• PASSAGE SHOWN:
****************

Sensors that are connected to the central control system will provide a feel for how a system is moving. With the central operating plant however, there are individual components that are actually moving through the system and will need to be tracked in order to determine its motion through a system as it flows from supplier to customer. Just like the advent of the stationary sensor above, there is the advent of sensor technology that can track moving components in a system, and also the location of moving individuals.

Throughout warehouses, supply chains and delivery systems there will be a multitude of devices that can be utilized. These include tablets, laptops, cellular phones and also smart watches. Location detection technologies, via the advent of the Global Positioning System, are able to identify utilizing critical technology where critical items are. As a fleet is moving through a delivery system for instance, customers can phone in, or even track via the online system, where exactly their items are in the delivery process. Are the items:

  1. In the warehouse waiting to be loaded
  2. Enroute to delivery
  3. Delivered and signed for

All of this information is usually readily available. For civilians, the best delivery tracking system that is relatable to is Amazon’s delivery system. If you order an item online, via a tracking mechanism, you are able to identify where your item is on the delivery chain. Likewise, for all industrial products, sensors make traceability possible for various reasons including quality and safety. In those instances where products have to be recalled, bar coding or the use of RFID tags that are easily traceable via scanning devices is a tool that supply chain managers utilize to ensure that they are able to keep track of all their product dispersions.

Satellites, sensors and the critical data transmitted via location detection is a means that industrial sites can maintain traceability of their products through a system. ISO 9001 as a system, has a requirement for recall and identification of bad products. Location systems were predominantly designed to satisfy requirements such as these. With an appropriate Location Detection system, various aspects of your operational management will be readily manageable.

****************

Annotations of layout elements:
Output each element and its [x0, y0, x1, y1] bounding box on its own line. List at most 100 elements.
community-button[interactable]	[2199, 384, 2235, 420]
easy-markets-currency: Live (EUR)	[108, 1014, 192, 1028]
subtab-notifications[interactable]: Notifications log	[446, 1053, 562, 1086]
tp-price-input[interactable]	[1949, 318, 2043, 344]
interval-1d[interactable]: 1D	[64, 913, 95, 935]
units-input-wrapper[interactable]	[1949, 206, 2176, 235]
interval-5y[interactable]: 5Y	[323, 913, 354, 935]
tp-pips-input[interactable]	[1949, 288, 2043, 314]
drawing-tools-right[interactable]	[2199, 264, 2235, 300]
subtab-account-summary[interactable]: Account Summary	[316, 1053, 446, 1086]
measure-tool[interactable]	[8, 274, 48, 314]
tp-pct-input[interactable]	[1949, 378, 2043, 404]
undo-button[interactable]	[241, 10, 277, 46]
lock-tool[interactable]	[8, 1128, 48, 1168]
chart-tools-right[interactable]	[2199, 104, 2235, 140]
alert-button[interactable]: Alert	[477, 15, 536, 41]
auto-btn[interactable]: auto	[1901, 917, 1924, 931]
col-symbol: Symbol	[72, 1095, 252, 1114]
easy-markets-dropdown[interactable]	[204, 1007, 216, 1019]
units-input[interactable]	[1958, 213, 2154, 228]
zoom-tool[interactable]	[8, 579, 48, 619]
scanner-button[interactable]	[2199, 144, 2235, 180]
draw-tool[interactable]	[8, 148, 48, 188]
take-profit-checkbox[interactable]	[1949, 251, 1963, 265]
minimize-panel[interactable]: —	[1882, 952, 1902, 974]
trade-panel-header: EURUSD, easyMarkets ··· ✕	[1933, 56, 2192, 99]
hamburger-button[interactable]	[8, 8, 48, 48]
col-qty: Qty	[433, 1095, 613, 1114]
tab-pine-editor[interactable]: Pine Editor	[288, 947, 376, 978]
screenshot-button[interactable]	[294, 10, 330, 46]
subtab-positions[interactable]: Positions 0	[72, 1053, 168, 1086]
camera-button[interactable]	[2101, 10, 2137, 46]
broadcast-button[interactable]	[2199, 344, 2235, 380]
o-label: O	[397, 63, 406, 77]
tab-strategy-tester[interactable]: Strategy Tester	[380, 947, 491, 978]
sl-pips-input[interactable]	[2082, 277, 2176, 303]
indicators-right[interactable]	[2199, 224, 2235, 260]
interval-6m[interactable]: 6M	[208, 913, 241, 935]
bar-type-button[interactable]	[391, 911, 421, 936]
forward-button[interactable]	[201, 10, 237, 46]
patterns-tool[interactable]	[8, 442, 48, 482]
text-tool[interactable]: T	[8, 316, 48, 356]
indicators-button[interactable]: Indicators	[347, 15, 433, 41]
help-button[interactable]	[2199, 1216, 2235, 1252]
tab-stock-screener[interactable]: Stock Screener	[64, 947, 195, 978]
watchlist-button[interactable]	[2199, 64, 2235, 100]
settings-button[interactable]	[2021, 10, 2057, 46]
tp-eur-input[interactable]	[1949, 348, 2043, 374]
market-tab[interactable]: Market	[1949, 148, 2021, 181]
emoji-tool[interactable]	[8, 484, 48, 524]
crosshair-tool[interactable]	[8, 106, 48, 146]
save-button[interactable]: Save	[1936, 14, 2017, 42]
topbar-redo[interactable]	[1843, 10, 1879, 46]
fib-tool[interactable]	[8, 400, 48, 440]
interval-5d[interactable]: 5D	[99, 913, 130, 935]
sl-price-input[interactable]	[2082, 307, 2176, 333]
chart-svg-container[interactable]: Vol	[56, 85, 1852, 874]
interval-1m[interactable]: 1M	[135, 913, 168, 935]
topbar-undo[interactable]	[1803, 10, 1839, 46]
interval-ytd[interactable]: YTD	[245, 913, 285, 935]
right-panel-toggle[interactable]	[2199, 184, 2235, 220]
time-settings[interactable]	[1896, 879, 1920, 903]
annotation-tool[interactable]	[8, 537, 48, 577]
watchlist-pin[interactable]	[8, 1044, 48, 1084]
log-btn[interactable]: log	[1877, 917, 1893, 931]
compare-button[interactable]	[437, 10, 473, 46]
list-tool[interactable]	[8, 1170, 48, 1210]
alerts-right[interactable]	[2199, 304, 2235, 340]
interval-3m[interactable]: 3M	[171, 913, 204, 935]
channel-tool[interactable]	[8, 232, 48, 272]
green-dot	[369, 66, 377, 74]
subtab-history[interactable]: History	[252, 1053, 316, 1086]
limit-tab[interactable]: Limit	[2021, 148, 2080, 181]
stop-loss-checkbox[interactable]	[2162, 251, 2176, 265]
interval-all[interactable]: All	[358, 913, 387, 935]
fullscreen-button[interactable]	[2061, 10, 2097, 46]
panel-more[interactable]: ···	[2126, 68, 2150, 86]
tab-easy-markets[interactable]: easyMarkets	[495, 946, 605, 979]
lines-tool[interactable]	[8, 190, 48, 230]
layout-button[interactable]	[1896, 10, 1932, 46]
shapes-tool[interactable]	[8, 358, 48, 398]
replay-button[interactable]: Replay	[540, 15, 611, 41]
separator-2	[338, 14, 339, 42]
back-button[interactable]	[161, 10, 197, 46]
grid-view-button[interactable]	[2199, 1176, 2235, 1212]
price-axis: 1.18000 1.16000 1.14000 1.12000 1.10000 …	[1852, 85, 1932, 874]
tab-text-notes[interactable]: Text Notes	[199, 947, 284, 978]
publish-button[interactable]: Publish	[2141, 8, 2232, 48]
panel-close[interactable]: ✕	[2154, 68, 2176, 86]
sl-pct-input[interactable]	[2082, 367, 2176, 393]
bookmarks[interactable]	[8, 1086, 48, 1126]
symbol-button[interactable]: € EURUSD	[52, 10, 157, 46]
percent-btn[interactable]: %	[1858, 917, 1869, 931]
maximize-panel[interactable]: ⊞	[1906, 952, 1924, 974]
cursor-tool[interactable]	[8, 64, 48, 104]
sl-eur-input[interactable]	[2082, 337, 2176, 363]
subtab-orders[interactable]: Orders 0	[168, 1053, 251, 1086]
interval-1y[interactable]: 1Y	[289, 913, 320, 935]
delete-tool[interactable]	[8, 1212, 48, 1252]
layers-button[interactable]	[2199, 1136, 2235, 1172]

****************

• TASK BRIEF:
Please repeat the passage on location tracking word for word, starting with "Sensors that are" and going on through "of moving individuals.".

• SOLUTION TO THE PROBLEM:
Sensors that are connected to the central control system will provide a feel for how a system is moving. With the central operating plant however, there are individual components that are actually moving through the system and will need to be tracked in order to determine its motion through a system as it flows from supplier to customer. Just like the advent of the stationary sensor above, there is the advent of sensor technology that can track moving components in a system, and also the location of moving individuals.